Task goal: Count every line that has the word "JSON" in it; give no more than the number.

Data items:
<<<<
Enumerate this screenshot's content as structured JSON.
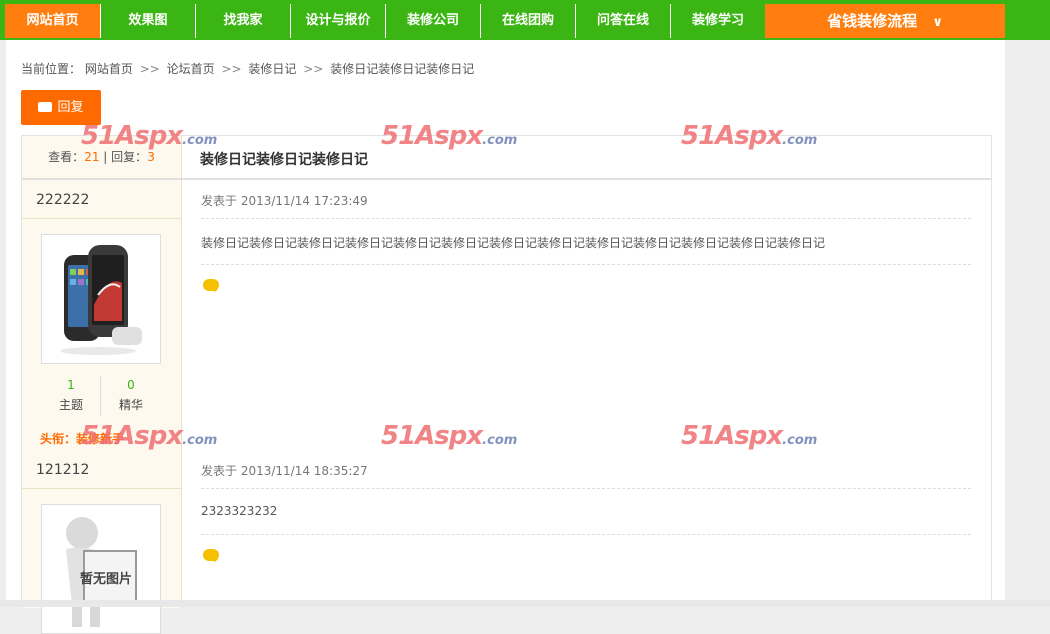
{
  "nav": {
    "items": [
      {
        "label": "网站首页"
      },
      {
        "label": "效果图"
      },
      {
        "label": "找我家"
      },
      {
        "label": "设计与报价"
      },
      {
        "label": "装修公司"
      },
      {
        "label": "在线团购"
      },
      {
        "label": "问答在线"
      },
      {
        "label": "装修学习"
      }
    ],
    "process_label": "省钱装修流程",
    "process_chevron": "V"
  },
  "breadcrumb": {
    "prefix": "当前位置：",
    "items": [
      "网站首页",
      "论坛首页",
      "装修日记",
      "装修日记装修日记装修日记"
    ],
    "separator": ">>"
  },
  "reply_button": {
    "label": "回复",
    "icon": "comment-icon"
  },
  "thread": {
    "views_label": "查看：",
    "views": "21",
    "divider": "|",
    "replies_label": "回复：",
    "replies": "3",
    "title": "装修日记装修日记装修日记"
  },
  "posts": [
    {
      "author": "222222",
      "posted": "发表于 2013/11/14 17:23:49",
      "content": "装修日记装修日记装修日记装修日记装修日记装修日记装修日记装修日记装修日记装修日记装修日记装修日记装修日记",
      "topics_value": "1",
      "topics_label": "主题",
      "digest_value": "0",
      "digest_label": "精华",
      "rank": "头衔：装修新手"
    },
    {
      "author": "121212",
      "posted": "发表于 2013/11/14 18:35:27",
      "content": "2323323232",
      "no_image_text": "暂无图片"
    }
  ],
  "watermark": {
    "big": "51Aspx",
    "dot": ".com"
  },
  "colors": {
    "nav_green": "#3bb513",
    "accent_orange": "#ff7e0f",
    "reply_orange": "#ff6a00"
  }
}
>>>>
<<<<
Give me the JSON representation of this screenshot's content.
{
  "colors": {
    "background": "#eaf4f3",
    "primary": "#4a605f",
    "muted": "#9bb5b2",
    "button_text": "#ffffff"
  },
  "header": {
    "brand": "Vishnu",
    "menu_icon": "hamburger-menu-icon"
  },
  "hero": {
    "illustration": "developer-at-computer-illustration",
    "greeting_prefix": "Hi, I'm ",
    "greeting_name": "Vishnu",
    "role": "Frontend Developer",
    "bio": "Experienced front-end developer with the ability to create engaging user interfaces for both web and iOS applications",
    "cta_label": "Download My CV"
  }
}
>>>>
Answer: 2